> EXERCISE INSTRUCTIONS
Can you write out the entries again, from the start through the line containing "nav-item-label: CONCIERGERIE <box>664", swapping "magnifier-icon" for "search-icon" and leaving everything else unchanged?

> SUPPLIED RECORDS
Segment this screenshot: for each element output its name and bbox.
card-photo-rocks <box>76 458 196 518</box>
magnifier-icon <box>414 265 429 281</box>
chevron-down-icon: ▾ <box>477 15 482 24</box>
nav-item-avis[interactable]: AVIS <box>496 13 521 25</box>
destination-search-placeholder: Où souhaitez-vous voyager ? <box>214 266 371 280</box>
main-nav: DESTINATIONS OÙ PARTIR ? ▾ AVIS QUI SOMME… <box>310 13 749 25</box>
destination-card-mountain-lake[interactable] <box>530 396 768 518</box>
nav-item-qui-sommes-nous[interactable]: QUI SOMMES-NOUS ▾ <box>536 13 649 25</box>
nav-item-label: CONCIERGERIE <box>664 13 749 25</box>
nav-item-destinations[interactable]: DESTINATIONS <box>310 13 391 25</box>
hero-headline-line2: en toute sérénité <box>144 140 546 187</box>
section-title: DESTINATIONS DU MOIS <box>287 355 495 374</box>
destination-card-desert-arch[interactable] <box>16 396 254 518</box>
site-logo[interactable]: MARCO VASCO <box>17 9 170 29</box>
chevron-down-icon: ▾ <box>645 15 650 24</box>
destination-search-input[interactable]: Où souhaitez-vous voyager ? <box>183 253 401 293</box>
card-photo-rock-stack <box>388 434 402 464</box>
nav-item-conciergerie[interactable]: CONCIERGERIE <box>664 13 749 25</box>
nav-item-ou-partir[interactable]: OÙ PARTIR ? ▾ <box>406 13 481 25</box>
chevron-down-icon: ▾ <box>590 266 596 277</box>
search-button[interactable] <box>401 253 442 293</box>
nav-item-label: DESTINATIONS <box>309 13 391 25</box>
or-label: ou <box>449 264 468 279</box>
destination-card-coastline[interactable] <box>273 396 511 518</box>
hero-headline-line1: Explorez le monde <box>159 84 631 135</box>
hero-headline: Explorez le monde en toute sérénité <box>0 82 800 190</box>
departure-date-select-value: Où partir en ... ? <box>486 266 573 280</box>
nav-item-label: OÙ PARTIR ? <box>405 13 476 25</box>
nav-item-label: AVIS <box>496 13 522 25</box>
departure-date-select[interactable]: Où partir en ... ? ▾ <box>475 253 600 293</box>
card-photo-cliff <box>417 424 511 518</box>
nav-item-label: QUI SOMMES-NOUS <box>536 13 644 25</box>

> ANSWER TO THIS TASK
Segment this screenshot: for each element output its name and bbox.
card-photo-rocks <box>76 458 196 518</box>
search-icon <box>414 265 429 281</box>
chevron-down-icon: ▾ <box>477 15 482 24</box>
nav-item-avis[interactable]: AVIS <box>496 13 521 25</box>
destination-search-placeholder: Où souhaitez-vous voyager ? <box>214 266 371 280</box>
main-nav: DESTINATIONS OÙ PARTIR ? ▾ AVIS QUI SOMME… <box>310 13 749 25</box>
destination-card-mountain-lake[interactable] <box>530 396 768 518</box>
nav-item-qui-sommes-nous[interactable]: QUI SOMMES-NOUS ▾ <box>536 13 649 25</box>
nav-item-label: CONCIERGERIE <box>664 13 749 25</box>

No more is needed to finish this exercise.